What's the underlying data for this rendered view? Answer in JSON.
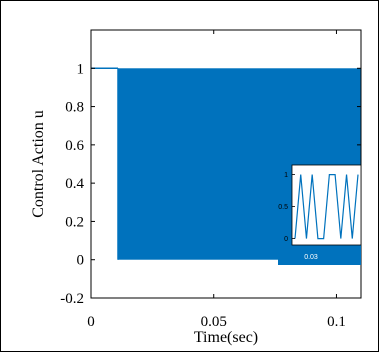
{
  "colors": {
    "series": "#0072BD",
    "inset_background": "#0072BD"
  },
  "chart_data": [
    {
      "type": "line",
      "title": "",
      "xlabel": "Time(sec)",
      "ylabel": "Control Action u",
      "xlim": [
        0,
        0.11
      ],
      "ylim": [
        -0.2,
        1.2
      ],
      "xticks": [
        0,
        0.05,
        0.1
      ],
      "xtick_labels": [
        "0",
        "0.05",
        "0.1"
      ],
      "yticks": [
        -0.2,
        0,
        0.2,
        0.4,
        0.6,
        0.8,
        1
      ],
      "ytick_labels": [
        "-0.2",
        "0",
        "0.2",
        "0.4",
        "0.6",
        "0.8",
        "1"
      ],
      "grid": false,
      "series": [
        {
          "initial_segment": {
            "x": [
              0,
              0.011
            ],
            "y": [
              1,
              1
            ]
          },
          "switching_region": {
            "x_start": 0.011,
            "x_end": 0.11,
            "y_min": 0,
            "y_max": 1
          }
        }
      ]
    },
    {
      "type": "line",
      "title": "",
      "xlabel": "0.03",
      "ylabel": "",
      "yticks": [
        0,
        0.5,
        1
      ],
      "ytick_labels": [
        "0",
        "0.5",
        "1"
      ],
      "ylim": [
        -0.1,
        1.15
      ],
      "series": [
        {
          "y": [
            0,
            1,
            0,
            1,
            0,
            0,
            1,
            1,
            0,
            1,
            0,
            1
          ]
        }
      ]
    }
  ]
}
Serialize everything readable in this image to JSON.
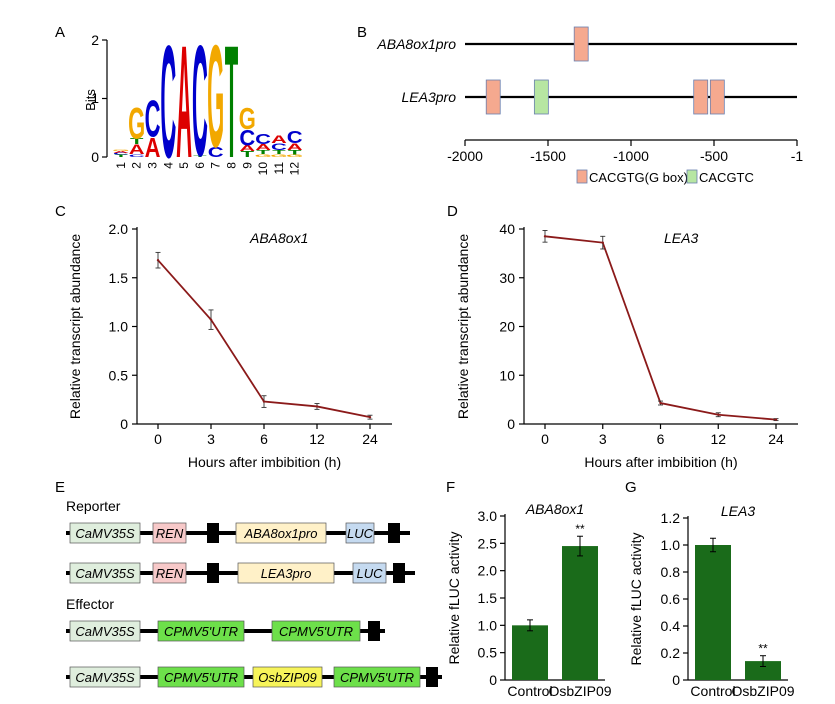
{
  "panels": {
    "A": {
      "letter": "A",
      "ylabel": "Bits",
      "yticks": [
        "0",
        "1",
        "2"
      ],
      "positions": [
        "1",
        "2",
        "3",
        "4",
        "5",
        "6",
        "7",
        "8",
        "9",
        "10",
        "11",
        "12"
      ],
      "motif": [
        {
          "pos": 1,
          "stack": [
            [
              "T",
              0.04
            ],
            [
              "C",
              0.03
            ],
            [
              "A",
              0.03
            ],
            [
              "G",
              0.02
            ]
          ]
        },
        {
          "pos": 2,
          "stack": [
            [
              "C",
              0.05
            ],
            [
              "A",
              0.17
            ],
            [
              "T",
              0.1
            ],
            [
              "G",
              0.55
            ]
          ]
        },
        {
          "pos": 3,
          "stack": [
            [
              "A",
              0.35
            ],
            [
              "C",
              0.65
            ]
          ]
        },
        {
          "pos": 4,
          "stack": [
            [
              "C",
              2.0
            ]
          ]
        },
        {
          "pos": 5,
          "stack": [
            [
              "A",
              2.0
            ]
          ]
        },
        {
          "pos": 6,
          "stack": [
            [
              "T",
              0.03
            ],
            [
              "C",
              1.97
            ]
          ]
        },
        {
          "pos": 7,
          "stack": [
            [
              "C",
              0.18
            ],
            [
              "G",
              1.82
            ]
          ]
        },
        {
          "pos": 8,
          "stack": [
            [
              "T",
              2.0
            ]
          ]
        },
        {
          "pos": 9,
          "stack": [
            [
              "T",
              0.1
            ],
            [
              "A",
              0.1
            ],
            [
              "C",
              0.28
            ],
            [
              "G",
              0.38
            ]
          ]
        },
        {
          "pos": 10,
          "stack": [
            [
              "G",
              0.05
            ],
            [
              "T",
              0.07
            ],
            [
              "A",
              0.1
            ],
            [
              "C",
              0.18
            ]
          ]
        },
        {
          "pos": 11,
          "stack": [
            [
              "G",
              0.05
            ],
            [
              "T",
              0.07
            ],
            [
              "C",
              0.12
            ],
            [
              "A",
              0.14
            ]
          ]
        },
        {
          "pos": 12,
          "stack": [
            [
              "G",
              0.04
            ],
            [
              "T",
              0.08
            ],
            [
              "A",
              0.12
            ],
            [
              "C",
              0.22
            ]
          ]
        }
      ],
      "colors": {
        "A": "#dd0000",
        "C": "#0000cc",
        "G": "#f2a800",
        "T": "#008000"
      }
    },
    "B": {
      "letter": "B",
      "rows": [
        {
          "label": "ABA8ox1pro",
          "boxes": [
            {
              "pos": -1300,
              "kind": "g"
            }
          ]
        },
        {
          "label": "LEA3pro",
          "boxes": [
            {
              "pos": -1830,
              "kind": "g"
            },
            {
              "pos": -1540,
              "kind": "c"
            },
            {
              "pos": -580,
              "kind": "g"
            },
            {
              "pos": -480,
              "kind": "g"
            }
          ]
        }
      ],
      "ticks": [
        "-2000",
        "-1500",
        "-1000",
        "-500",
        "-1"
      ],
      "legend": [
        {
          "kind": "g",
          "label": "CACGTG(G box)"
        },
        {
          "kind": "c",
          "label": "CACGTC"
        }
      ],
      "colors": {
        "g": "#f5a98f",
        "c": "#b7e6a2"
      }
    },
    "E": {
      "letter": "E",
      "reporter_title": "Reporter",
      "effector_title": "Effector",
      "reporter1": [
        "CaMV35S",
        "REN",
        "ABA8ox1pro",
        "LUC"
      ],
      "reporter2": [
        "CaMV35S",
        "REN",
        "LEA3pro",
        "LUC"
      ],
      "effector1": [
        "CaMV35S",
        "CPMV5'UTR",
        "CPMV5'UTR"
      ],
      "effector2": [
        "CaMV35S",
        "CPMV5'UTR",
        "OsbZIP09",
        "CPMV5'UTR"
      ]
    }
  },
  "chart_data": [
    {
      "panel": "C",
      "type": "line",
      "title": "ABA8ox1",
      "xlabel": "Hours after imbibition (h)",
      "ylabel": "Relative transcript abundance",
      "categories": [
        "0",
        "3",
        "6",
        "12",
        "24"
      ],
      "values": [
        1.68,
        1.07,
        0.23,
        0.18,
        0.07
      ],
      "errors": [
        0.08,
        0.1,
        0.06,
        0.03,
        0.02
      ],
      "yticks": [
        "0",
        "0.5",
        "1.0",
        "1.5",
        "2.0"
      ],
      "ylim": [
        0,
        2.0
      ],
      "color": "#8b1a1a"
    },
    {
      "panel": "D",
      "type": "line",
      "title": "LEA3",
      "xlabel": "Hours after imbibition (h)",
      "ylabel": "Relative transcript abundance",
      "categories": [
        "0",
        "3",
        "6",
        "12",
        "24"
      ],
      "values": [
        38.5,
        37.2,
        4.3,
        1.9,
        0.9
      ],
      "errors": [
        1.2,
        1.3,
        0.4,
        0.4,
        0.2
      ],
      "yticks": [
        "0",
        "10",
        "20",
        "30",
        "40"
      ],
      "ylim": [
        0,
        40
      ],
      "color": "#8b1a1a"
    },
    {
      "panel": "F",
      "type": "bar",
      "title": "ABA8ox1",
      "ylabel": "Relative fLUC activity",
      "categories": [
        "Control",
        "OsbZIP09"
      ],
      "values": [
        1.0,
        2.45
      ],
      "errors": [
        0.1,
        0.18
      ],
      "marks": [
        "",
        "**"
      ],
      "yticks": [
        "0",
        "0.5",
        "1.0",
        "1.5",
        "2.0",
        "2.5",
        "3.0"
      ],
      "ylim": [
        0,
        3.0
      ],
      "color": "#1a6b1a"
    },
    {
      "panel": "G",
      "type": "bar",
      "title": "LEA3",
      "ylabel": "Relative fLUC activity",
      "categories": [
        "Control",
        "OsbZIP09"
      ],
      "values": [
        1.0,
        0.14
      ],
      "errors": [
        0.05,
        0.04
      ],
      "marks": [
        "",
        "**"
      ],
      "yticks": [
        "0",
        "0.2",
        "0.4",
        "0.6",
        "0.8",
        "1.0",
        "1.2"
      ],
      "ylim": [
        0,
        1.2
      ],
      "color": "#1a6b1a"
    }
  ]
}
- - -
- THE REQUEST:
Pick out the lines that include the word "JSON" and write them out.

- EXERCISE RESPONSE:
What's the underlying data for this rendered view? Answer in JSON.
Serialize everything readable in this image to JSON.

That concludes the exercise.